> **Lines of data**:
* begin *
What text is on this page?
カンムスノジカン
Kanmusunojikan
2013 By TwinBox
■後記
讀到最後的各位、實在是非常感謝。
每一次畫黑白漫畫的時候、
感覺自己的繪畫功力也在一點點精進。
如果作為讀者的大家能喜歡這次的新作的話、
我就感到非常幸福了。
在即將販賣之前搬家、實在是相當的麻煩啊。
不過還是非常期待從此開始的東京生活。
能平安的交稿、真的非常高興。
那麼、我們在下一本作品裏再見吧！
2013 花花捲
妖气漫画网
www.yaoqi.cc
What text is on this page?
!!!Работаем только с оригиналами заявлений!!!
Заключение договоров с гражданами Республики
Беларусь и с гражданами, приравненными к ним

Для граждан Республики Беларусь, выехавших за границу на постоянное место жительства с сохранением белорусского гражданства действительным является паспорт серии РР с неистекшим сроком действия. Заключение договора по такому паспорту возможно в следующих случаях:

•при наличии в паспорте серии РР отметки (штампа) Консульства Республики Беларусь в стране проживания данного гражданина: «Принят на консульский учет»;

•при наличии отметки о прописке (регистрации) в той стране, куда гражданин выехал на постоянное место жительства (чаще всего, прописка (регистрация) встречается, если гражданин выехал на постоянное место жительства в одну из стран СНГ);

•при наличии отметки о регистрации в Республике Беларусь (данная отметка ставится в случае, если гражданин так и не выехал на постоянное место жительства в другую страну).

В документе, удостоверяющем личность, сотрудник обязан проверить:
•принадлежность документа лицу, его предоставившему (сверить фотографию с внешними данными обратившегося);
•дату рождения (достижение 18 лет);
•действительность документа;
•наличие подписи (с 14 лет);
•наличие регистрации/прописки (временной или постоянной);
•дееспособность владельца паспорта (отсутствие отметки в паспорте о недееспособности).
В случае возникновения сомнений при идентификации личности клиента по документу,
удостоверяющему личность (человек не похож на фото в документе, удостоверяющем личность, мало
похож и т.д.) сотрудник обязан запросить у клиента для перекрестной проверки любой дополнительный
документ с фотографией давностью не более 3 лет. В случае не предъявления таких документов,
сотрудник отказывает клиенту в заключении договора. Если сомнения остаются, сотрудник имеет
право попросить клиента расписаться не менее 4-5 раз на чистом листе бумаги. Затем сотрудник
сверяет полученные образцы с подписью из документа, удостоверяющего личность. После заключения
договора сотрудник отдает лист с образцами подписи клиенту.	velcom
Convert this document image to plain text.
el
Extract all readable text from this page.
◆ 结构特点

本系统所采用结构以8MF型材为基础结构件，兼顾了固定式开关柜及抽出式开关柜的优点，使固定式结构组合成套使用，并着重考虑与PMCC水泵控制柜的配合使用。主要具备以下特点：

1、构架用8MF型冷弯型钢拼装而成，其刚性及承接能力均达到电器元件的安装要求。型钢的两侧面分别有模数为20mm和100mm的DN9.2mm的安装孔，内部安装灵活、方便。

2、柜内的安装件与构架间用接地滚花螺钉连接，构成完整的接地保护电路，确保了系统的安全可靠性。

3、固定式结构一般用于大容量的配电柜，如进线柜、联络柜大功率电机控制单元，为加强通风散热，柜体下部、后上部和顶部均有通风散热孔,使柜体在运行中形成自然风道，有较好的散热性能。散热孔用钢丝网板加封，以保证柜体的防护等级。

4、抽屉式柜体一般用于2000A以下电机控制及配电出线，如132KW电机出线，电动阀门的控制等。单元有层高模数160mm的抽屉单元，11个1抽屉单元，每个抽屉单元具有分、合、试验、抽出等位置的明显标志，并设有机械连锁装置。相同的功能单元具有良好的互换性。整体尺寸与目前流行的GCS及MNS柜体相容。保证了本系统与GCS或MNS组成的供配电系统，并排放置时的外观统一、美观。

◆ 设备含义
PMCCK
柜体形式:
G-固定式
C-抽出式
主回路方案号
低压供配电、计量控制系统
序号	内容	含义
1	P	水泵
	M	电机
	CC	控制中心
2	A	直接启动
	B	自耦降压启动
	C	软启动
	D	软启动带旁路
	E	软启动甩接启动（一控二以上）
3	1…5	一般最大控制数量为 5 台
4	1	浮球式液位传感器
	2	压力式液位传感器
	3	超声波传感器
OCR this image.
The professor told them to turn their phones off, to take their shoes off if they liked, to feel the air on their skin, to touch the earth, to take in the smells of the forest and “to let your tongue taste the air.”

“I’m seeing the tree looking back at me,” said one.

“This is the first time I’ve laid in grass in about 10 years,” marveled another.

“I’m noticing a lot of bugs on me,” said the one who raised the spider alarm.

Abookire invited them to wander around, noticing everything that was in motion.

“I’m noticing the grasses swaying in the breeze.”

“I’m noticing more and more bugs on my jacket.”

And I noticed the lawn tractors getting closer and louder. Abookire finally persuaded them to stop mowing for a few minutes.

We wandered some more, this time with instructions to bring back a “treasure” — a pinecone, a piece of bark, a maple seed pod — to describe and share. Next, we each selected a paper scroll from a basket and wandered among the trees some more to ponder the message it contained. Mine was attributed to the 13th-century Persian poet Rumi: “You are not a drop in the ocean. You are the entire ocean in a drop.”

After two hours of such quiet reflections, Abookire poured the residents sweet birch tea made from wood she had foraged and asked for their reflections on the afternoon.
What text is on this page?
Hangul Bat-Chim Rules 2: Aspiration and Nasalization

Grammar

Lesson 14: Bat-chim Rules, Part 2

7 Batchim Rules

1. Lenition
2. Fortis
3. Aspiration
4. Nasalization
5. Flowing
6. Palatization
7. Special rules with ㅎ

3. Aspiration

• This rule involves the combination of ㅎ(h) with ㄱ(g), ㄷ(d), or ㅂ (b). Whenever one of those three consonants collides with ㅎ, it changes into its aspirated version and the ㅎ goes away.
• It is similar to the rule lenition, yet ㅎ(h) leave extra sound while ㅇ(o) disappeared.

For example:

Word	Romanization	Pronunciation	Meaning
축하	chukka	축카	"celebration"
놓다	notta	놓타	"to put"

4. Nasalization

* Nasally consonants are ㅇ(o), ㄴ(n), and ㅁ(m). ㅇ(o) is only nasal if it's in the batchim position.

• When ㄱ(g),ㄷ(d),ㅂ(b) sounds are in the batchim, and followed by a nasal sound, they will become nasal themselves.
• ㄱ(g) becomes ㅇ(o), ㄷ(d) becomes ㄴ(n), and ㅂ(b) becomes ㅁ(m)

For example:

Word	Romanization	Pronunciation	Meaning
* end *
> **Written problem**: Find the lines above that include the string "обязан" and copy them.

> **The completed task**:
В документе, удостоверяющем личность, сотрудник обязан проверить:
похож и т.д.) сотрудник обязан запросить у клиента для перекрестной проверки любой дополнительный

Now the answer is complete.